Rows:
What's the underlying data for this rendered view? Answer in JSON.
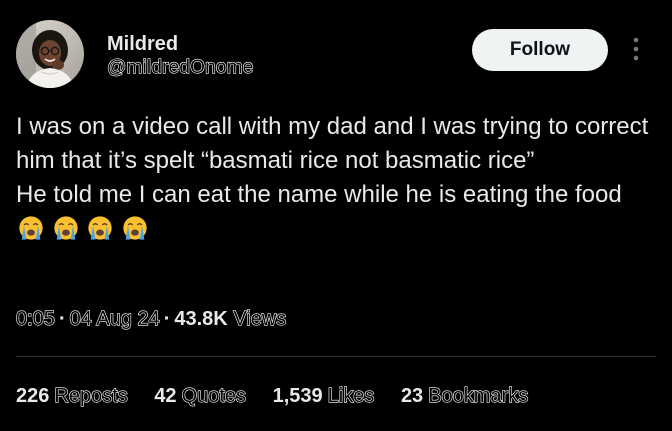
{
  "author": {
    "display_name": "Mildred",
    "handle": "@mildredOnome",
    "avatar": "profile-photo"
  },
  "actions": {
    "follow_label": "Follow",
    "more_icon": "more-options-icon"
  },
  "tweet": {
    "line1": "I was on a video call with my dad and I was trying to correct him that it’s spelt “basmati rice not basmatic rice”",
    "line2_text": "He told me I can eat the name while he is eating the food",
    "emoji": [
      "loudly-crying-face",
      "loudly-crying-face",
      "loudly-crying-face",
      "loudly-crying-face"
    ]
  },
  "meta": {
    "time": "0:05",
    "date": "04 Aug 24",
    "views_count": "43.8K",
    "views_label": "Views"
  },
  "stats": {
    "reposts_count": "226",
    "reposts_label": "Reposts",
    "quotes_count": "42",
    "quotes_label": "Quotes",
    "likes_count": "1,539",
    "likes_label": "Likes",
    "bookmarks_count": "23",
    "bookmarks_label": "Bookmarks"
  },
  "colors": {
    "background": "#000000",
    "text": "#e7e9ea",
    "button_bg": "#eff3f4",
    "divider": "#2f3336",
    "emoji_face": "#fbc02d",
    "emoji_tears": "#4fa3e0"
  }
}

Exercise details: Reproduce each line exactly, please, except for any pictures.

Answer to this task:
What's the underlying data for this rendered view? Answer in JSON.
{
  "author": {
    "display_name": "Mildred",
    "handle": "@mildredOnome",
    "avatar": "profile-photo"
  },
  "actions": {
    "follow_label": "Follow",
    "more_icon": "more-options-icon"
  },
  "tweet": {
    "line1": "I was on a video call with my dad and I was trying to correct him that it’s spelt “basmati rice not basmatic rice”",
    "line2_text": "He told me I can eat the name while he is eating the food",
    "emoji": [
      "loudly-crying-face",
      "loudly-crying-face",
      "loudly-crying-face",
      "loudly-crying-face"
    ]
  },
  "meta": {
    "time": "0:05",
    "date": "04 Aug 24",
    "views_count": "43.8K",
    "views_label": "Views"
  },
  "stats": {
    "reposts_count": "226",
    "reposts_label": "Reposts",
    "quotes_count": "42",
    "quotes_label": "Quotes",
    "likes_count": "1,539",
    "likes_label": "Likes",
    "bookmarks_count": "23",
    "bookmarks_label": "Bookmarks"
  },
  "colors": {
    "background": "#000000",
    "text": "#e7e9ea",
    "button_bg": "#eff3f4",
    "divider": "#2f3336",
    "emoji_face": "#fbc02d",
    "emoji_tears": "#4fa3e0"
  }
}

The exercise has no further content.